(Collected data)
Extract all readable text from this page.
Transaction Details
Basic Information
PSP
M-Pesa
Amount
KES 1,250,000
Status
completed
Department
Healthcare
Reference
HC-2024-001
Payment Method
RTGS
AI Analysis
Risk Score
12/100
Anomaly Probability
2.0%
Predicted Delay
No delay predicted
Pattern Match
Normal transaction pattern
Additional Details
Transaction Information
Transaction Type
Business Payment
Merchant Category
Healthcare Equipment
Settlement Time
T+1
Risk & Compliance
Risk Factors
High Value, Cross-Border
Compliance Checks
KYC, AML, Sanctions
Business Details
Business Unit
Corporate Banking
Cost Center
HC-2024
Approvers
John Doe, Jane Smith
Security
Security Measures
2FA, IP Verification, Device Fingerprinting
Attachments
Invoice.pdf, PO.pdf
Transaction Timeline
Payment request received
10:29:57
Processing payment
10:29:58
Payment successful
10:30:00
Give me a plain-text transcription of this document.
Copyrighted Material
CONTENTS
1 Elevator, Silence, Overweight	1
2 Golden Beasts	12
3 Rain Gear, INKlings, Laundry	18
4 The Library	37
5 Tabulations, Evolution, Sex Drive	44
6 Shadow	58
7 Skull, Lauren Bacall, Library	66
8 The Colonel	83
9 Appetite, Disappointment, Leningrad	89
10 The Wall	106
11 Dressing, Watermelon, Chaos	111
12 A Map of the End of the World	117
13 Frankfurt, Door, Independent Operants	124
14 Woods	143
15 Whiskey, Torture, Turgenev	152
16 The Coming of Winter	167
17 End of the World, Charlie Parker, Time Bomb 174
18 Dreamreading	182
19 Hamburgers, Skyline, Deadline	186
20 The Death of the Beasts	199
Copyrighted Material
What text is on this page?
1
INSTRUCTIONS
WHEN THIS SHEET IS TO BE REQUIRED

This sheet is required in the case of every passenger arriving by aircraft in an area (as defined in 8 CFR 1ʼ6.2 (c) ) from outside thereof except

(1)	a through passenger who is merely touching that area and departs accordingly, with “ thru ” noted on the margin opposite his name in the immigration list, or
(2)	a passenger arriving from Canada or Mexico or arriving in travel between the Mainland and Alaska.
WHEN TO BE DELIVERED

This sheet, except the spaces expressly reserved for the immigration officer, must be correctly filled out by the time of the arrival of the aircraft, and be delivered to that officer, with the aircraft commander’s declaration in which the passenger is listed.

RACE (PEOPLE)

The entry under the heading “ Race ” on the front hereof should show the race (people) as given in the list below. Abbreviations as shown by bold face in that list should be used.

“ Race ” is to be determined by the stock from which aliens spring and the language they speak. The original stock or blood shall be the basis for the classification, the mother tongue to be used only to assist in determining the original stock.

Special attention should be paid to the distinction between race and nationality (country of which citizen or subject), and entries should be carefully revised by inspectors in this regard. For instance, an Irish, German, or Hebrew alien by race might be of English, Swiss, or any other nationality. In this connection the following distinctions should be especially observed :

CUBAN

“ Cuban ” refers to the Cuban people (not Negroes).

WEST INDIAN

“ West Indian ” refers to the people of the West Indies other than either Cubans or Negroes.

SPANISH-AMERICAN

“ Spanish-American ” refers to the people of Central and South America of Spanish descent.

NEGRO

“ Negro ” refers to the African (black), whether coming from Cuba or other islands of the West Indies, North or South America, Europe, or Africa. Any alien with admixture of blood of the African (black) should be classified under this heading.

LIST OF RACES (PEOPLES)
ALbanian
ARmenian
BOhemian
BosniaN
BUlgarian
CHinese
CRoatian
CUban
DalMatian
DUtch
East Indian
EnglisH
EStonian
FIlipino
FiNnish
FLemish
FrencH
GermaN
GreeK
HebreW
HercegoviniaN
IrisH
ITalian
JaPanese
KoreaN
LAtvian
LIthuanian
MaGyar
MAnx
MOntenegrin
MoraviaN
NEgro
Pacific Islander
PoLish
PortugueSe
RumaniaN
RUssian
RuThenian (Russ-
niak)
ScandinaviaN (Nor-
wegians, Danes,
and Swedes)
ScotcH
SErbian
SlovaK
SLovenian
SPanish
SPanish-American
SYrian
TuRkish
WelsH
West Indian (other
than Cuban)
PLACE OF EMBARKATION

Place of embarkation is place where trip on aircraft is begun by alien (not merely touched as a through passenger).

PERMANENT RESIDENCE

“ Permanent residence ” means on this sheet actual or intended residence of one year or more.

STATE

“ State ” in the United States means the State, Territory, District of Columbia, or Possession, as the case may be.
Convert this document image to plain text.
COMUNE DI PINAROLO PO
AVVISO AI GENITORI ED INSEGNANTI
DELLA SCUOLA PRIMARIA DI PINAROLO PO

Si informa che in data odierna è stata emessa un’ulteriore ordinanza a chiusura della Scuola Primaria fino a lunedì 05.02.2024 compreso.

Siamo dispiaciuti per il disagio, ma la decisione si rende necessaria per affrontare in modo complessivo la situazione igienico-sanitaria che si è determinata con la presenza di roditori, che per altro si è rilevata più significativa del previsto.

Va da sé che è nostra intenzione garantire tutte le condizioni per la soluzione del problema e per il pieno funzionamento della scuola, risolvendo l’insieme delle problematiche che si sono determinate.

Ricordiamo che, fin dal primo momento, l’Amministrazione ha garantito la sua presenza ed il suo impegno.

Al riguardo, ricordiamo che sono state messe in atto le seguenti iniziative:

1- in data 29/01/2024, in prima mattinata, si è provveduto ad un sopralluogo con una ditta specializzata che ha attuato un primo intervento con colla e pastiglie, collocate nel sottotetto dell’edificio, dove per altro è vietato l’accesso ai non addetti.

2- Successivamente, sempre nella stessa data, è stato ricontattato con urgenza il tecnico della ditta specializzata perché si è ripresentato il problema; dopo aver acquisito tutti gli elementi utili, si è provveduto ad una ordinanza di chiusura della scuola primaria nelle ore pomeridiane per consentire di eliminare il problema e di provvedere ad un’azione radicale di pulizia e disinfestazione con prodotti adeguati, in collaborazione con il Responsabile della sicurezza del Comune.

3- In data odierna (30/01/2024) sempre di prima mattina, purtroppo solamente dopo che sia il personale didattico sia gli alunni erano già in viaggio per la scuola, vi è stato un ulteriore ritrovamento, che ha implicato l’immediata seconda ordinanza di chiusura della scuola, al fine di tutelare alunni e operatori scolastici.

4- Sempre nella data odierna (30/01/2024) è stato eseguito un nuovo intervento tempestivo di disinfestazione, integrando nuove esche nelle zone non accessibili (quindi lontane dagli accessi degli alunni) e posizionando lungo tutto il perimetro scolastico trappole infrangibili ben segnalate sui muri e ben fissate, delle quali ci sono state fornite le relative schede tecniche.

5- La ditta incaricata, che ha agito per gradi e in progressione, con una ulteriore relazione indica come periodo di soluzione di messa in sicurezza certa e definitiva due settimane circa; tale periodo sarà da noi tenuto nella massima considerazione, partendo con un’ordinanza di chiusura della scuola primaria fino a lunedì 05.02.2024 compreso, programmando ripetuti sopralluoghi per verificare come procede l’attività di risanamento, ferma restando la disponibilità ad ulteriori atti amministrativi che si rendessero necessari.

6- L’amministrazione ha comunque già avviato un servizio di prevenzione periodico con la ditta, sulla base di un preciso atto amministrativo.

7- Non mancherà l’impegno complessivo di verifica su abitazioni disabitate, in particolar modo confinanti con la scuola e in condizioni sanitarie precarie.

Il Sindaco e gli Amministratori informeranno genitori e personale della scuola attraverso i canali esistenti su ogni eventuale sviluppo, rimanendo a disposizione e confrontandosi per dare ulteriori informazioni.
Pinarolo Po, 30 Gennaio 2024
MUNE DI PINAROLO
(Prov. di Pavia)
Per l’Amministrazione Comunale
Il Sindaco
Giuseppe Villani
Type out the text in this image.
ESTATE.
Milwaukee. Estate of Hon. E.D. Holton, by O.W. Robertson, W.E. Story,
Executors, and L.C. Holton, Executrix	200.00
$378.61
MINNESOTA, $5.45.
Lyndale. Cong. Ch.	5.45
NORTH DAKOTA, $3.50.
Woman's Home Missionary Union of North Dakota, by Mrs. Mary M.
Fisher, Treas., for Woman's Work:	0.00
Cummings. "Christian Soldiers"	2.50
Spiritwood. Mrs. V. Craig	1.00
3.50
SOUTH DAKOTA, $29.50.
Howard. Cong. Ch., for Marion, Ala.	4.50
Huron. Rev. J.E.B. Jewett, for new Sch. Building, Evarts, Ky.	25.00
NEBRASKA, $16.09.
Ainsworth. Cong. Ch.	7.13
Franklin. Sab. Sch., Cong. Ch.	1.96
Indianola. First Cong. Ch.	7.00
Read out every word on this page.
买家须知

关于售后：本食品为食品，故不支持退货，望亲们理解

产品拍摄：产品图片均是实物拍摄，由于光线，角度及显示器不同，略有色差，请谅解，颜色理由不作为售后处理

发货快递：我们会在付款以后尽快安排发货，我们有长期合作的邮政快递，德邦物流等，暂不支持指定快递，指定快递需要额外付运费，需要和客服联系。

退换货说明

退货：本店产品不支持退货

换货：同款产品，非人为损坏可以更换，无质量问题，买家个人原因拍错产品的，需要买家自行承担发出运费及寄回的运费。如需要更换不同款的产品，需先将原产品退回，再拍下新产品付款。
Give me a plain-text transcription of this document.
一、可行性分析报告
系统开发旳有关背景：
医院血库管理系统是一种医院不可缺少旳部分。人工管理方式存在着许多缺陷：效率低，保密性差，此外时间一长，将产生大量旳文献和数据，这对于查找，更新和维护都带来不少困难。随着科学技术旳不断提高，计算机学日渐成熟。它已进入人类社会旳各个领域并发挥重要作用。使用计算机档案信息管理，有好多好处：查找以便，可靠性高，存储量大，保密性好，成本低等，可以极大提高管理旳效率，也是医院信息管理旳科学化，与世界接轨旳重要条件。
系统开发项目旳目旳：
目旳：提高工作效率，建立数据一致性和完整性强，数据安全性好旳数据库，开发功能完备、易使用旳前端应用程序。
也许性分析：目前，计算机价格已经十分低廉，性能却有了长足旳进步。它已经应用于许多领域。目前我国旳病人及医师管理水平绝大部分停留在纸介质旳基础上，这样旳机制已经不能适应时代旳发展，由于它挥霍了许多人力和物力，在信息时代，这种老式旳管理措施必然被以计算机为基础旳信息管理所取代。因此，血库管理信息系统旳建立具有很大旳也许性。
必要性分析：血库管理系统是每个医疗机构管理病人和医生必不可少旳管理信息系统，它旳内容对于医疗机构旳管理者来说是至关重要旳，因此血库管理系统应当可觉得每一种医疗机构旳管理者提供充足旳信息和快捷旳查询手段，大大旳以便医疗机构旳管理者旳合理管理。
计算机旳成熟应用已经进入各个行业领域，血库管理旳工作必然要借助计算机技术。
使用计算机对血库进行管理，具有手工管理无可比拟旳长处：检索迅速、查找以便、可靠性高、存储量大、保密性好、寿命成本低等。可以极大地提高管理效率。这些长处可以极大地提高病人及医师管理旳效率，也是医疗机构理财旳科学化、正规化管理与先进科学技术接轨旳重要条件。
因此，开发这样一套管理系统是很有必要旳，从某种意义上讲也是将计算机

● **AIM**:
How many of the lines above include the string "than"? Answer with the number only.

● **EXERCISE OUTPUT**:
2